# [Source data]
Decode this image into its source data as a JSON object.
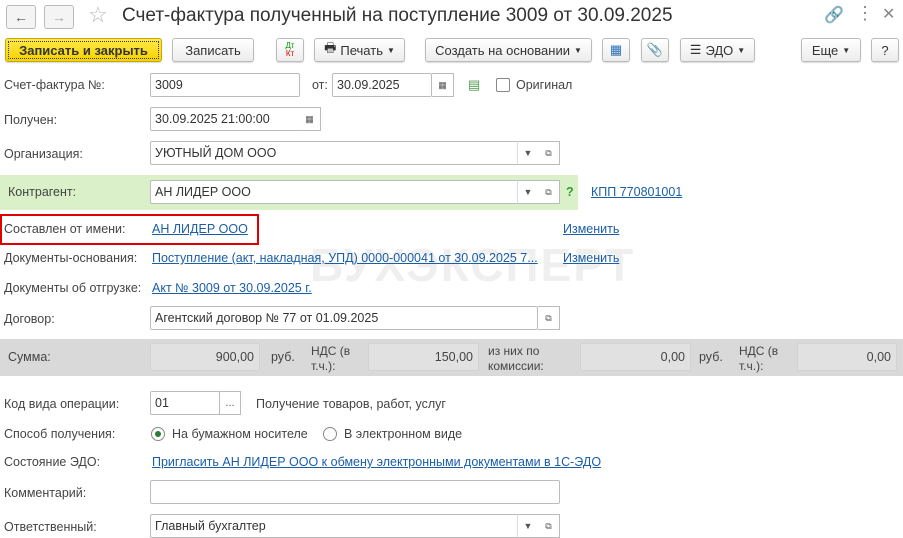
{
  "header": {
    "title": "Счет-фактура полученный на поступление 3009 от 30.09.2025"
  },
  "toolbar": {
    "save_close": "Записать и закрыть",
    "save": "Записать",
    "dtkt_top": "Дт",
    "dtkt_bottom": "Кт",
    "print": "Печать",
    "create_based": "Создать на основании",
    "edo": "ЭДО",
    "more": "Еще",
    "help": "?"
  },
  "form": {
    "invoice_label": "Счет-фактура №:",
    "invoice_no": "3009",
    "from_label": "от:",
    "invoice_date": "30.09.2025",
    "original_label": "Оригинал",
    "received_label": "Получен:",
    "received": "30.09.2025 21:00:00",
    "org_label": "Организация:",
    "org": "УЮТНЫЙ ДОМ ООО",
    "counterparty_label": "Контрагент:",
    "counterparty": "АН ЛИДЕР ООО",
    "kpp": "КПП 770801001",
    "q": "?",
    "on_behalf_label": "Составлен от имени:",
    "on_behalf": "АН ЛИДЕР ООО",
    "change": "Изменить",
    "base_docs_label": "Документы-основания:",
    "base_docs": "Поступление (акт, накладная, УПД) 0000-000041 от 30.09.2025 7...",
    "change2": "Изменить",
    "ship_docs_label": "Документы об отгрузке:",
    "ship_docs": "Акт № 3009 от 30.09.2025 г.",
    "contract_label": "Договор:",
    "contract": "Агентский договор № 77 от 01.09.2025",
    "sum_label": "Сумма:",
    "sum": "900,00",
    "rub": "руб.",
    "vat_label": "НДС (в т.ч.):",
    "vat": "150,00",
    "commission_label": "из них по комиссии:",
    "commission": "0,00",
    "rub2": "руб.",
    "vat2_label": "НДС (в т.ч.):",
    "vat2": "0,00",
    "op_code_label": "Код вида операции:",
    "op_code": "01",
    "op_code_btn": "...",
    "op_code_desc": "Получение товаров, работ, услуг",
    "method_label": "Способ получения:",
    "method_paper": "На бумажном носителе",
    "method_electronic": "В электронном виде",
    "method_selected": "paper",
    "edo_state_label": "Состояние ЭДО:",
    "edo_invite": "Пригласить АН ЛИДЕР ООО к обмену электронными документами в 1С-ЭДО",
    "comment_label": "Комментарий:",
    "comment": "",
    "responsible_label": "Ответственный:",
    "responsible": "Главный бухгалтер"
  },
  "watermark": "БУХЭКСПЕРТ",
  "colors": {
    "primary": "#f5d200",
    "highlight": "#d9f0c8",
    "link": "#1a5ea8",
    "sum_bg": "#d9d9d9",
    "marker": "#e00000"
  }
}
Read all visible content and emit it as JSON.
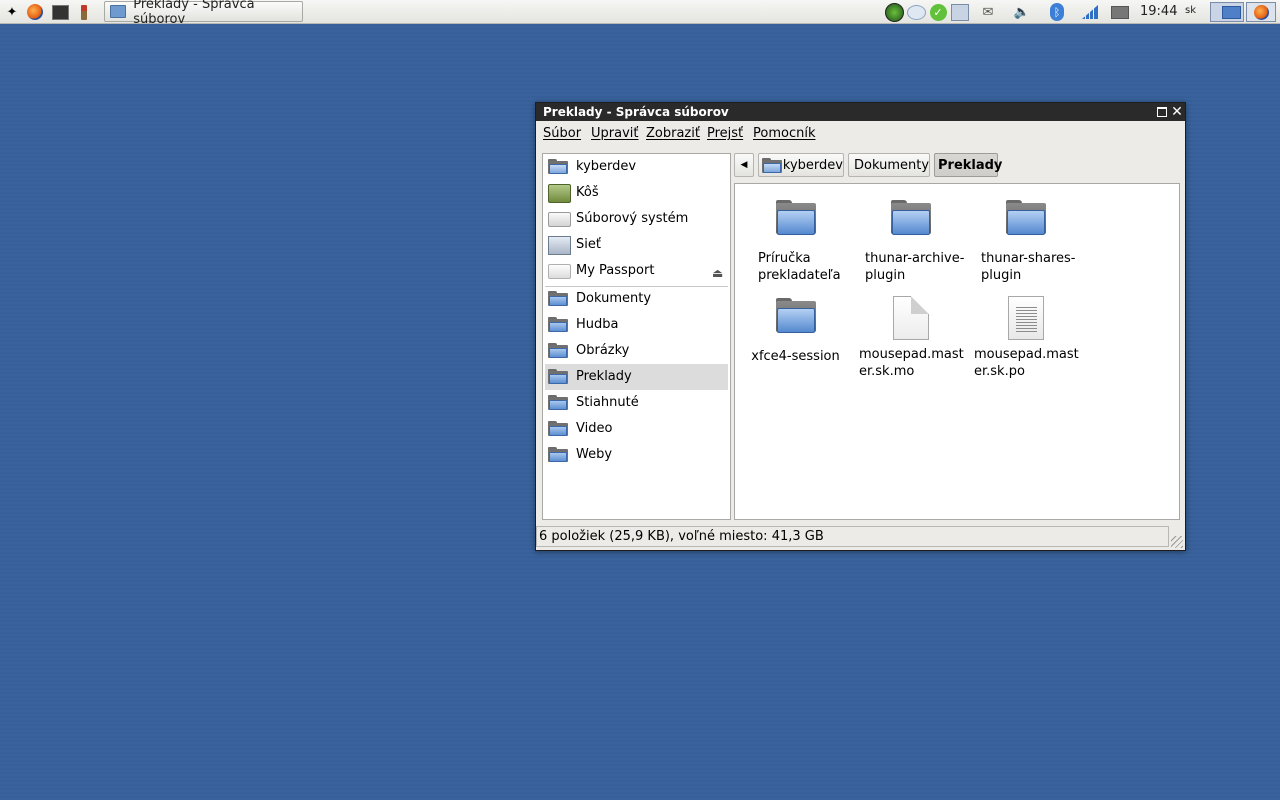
{
  "panel": {
    "launchers": [
      "xfce-mouse-icon",
      "firefox-icon",
      "terminal-icon",
      "settings-brush-icon"
    ],
    "task_button": "Preklady - Správca súborov",
    "tray_icons": [
      "globe-icon",
      "chat-icon",
      "check-update-icon",
      "network-manager-icon",
      "mail-icon",
      "volume-icon",
      "bluetooth-icon",
      "signal-icon",
      "envelope-icon"
    ],
    "clock": "19:44",
    "keyboard_layout": "sk"
  },
  "window": {
    "title": "Preklady - Správca súborov",
    "menu": [
      "Súbor",
      "Upraviť",
      "Zobraziť",
      "Prejsť",
      "Pomocník"
    ]
  },
  "sidebar": {
    "devices": [
      {
        "label": "kyberdev",
        "icon": "home-folder-icon"
      },
      {
        "label": "Kôš",
        "icon": "trash-icon"
      },
      {
        "label": "Súborový systém",
        "icon": "drive-icon"
      },
      {
        "label": "Sieť",
        "icon": "network-icon"
      },
      {
        "label": "My Passport",
        "icon": "external-drive-icon"
      }
    ],
    "places": [
      "Dokumenty",
      "Hudba",
      "Obrázky",
      "Preklady",
      "Stiahnuté",
      "Video",
      "Weby"
    ],
    "selected": "Preklady"
  },
  "pathbar": {
    "segments": [
      "kyberdev",
      "Dokumenty",
      "Preklady"
    ],
    "active": "Preklady"
  },
  "files": [
    {
      "name": "Príručka prekladateľa",
      "type": "folder"
    },
    {
      "name": "thunar-archive-plugin",
      "type": "folder"
    },
    {
      "name": "thunar-shares-plugin",
      "type": "folder"
    },
    {
      "name": "xfce4-session",
      "type": "folder"
    },
    {
      "name": "mousepad.master.sk.mo",
      "type": "binary-file"
    },
    {
      "name": "mousepad.master.sk.po",
      "type": "text-file"
    }
  ],
  "statusbar": {
    "text": "6 položiek (25,9 KB), voľné miesto: 41,3 GB"
  },
  "colors": {
    "desktop": "#37609a",
    "titlebar": "#2a2a2a",
    "folder_blue": "#5d8fd2",
    "selection": "#dcdcdc"
  }
}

# [Directions for this task]
Print all entries exactly. The images do not belong in the copy.

# [Exercise output]
Decode this image into its source data as a JSON object.
{
  "header": {
    "title": "Счет-фактура полученный на поступление 3009 от 30.09.2025"
  },
  "toolbar": {
    "save_close": "Записать и закрыть",
    "save": "Записать",
    "dtkt_top": "Дт",
    "dtkt_bottom": "Кт",
    "print": "Печать",
    "create_based": "Создать на основании",
    "edo": "ЭДО",
    "more": "Еще",
    "help": "?"
  },
  "form": {
    "invoice_label": "Счет-фактура №:",
    "invoice_no": "3009",
    "from_label": "от:",
    "invoice_date": "30.09.2025",
    "original_label": "Оригинал",
    "received_label": "Получен:",
    "received": "30.09.2025 21:00:00",
    "org_label": "Организация:",
    "org": "УЮТНЫЙ ДОМ ООО",
    "counterparty_label": "Контрагент:",
    "counterparty": "АН ЛИДЕР ООО",
    "kpp": "КПП 770801001",
    "q": "?",
    "on_behalf_label": "Составлен от имени:",
    "on_behalf": "АН ЛИДЕР ООО",
    "change": "Изменить",
    "base_docs_label": "Документы-основания:",
    "base_docs": "Поступление (акт, накладная, УПД) 0000-000041 от 30.09.2025 7...",
    "change2": "Изменить",
    "ship_docs_label": "Документы об отгрузке:",
    "ship_docs": "Акт № 3009 от 30.09.2025 г.",
    "contract_label": "Договор:",
    "contract": "Агентский договор № 77 от 01.09.2025",
    "sum_label": "Сумма:",
    "sum": "900,00",
    "rub": "руб.",
    "vat_label": "НДС (в т.ч.):",
    "vat": "150,00",
    "commission_label": "из них по комиссии:",
    "commission": "0,00",
    "rub2": "руб.",
    "vat2_label": "НДС (в т.ч.):",
    "vat2": "0,00",
    "op_code_label": "Код вида операции:",
    "op_code": "01",
    "op_code_btn": "...",
    "op_code_desc": "Получение товаров, работ, услуг",
    "method_label": "Способ получения:",
    "method_paper": "На бумажном носителе",
    "method_electronic": "В электронном виде",
    "method_selected": "paper",
    "edo_state_label": "Состояние ЭДО:",
    "edo_invite": "Пригласить АН ЛИДЕР ООО к обмену электронными документами в 1С-ЭДО",
    "comment_label": "Комментарий:",
    "comment": "",
    "responsible_label": "Ответственный:",
    "responsible": "Главный бухгалтер"
  },
  "watermark": "БУХЭКСПЕРТ",
  "colors": {
    "primary": "#f5d200",
    "highlight": "#d9f0c8",
    "link": "#1a5ea8",
    "sum_bg": "#d9d9d9",
    "marker": "#e00000"
  }
}
Read all visible content and emit it as JSON.
{
  "panel": {
    "launchers": [
      "xfce-mouse-icon",
      "firefox-icon",
      "terminal-icon",
      "settings-brush-icon"
    ],
    "task_button": "Preklady - Správca súborov",
    "tray_icons": [
      "globe-icon",
      "chat-icon",
      "check-update-icon",
      "network-manager-icon",
      "mail-icon",
      "volume-icon",
      "bluetooth-icon",
      "signal-icon",
      "envelope-icon"
    ],
    "clock": "19:44",
    "keyboard_layout": "sk"
  },
  "window": {
    "title": "Preklady - Správca súborov",
    "menu": [
      "Súbor",
      "Upraviť",
      "Zobraziť",
      "Prejsť",
      "Pomocník"
    ]
  },
  "sidebar": {
    "devices": [
      {
        "label": "kyberdev",
        "icon": "home-folder-icon"
      },
      {
        "label": "Kôš",
        "icon": "trash-icon"
      },
      {
        "label": "Súborový systém",
        "icon": "drive-icon"
      },
      {
        "label": "Sieť",
        "icon": "network-icon"
      },
      {
        "label": "My Passport",
        "icon": "external-drive-icon"
      }
    ],
    "places": [
      "Dokumenty",
      "Hudba",
      "Obrázky",
      "Preklady",
      "Stiahnuté",
      "Video",
      "Weby"
    ],
    "selected": "Preklady"
  },
  "pathbar": {
    "segments": [
      "kyberdev",
      "Dokumenty",
      "Preklady"
    ],
    "active": "Preklady"
  },
  "files": [
    {
      "name": "Príručka prekladateľa",
      "type": "folder"
    },
    {
      "name": "thunar-archive-plugin",
      "type": "folder"
    },
    {
      "name": "thunar-shares-plugin",
      "type": "folder"
    },
    {
      "name": "xfce4-session",
      "type": "folder"
    },
    {
      "name": "mousepad.master.sk.mo",
      "type": "binary-file"
    },
    {
      "name": "mousepad.master.sk.po",
      "type": "text-file"
    }
  ],
  "statusbar": {
    "text": "6 položiek (25,9 KB), voľné miesto: 41,3 GB"
  },
  "colors": {
    "desktop": "#37609a",
    "titlebar": "#2a2a2a",
    "folder_blue": "#5d8fd2",
    "selection": "#dcdcdc"
  }
}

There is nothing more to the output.